___ Trecho selecionado
O mestre de Viena insiste que somente será alcançada autonomia da Ciência do Direito se houver a depuração metódica da ciência jurídica de todas as influências externas a seu objeto, porque apenas desse modo a verdadeira “pureza” será encontrada.
É necessário destacar que esse ideal de ciência pura restou bem elucidado no capítulo terceiro de Teoria Pura do Direito e traz, como uma de suas diretrizes epistemológicas fundamentais, o dualismo entre ser e dever ser, no qual os juízos de realidade e juízos de valor restam contrapostos.
2.1 O Direito e a Ciência sob a ótima do positivismo Kelseniano
Kelsen classificou a ciência jurídica como normativa e descritiva, também procurou afastá-la da influência de outras ciências e de todo e qualquer conteúdo ideológico. Insistiu que os valores e a justiça não podem ser objeto de estudo da referida ciência, uma vez que tais temáticas seriam analisadas por outras ciências, como a Sociologia e a Filosofia.
O Mestre explica (2006, p. 01):
Quando a si própria se designa como “pura” teoria do Direito, isto significa que ela se propõe a garantir um conhecimento apenas dirigido ao Direito e excluir desse conhecimento tudo quanto não pertença ao seu objeto, tudo quanto não possa, rigorosamente, determinar como Direito. Quer isto dizer que ela pretende libertar a ciência jurídica de todos os elementos que lhe são estranhos. Esse é o seu princípio metodológico fundamental.
Observa-se que a preocupação do jurista austríaco é com o método, sem qualquer interesse na investigação do direito enquanto fenômeno social, visto que o enfoque é a análise da ciência jurídica de forma puramente descritiva, embora reconheça que a finalidade esteja em solucionar conflitos sociais e regulamentar situações.
No início do terceiro capítulo da obra em comento, o Autor esclarece que o objeto da ciência jurídica é o Direito, uma vez que procura aprender o seu objeto “juridicamente”, isto é, do ponto de vista do Direito (KELSEN, 2006, p.79).
Já a respeito da conduta humana, entende que a mesma somente será objeto da ciência jurídica quando configurar o próprio conteúdo da norma jurídica, o que implicará numa interpretação normativa.
É necessário destacar que a concepção normativista e seu ideal de pureza estabelecidos na teoria Kelseniana têm como uma de suas bases a diferenciação entre lei da natureza e norma jurídica. Isso porque, no mundo do ser (Sein), na natureza, os sistemas de elementos estão interligados entre si como causa e efeito, ou seja, pelo princípio da causalidade, que prescreve que “quando é A, B também é (ou será)”. A relação entre pressuposto e consequência está expressa na lei natural, não é produzida. (KELSEN, 2006, p. 100).
______
### Objetivo do exercício
Liste todas as páginas da obra de Kelsen de 2006 que o trecho acima sobre a teoria pura do Direito indica nas citações.
___ Dados fornecidos
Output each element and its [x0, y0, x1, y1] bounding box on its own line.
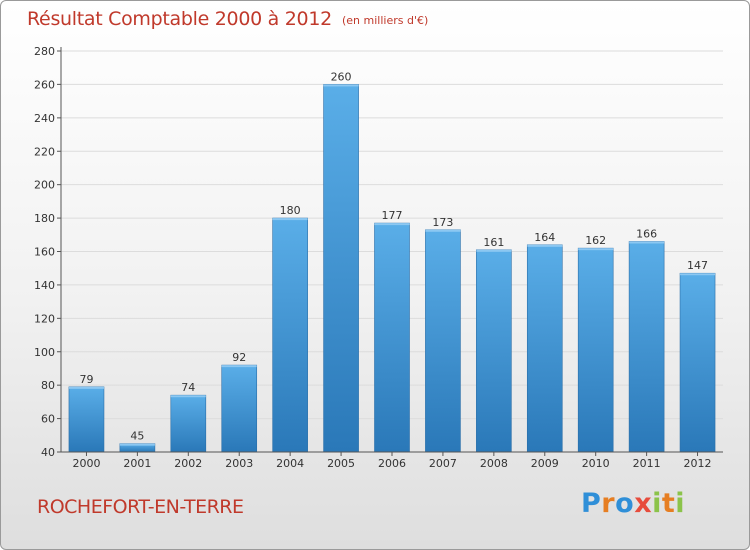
______
### Resposta da tarefa
p. 01, p. 79 e p. 100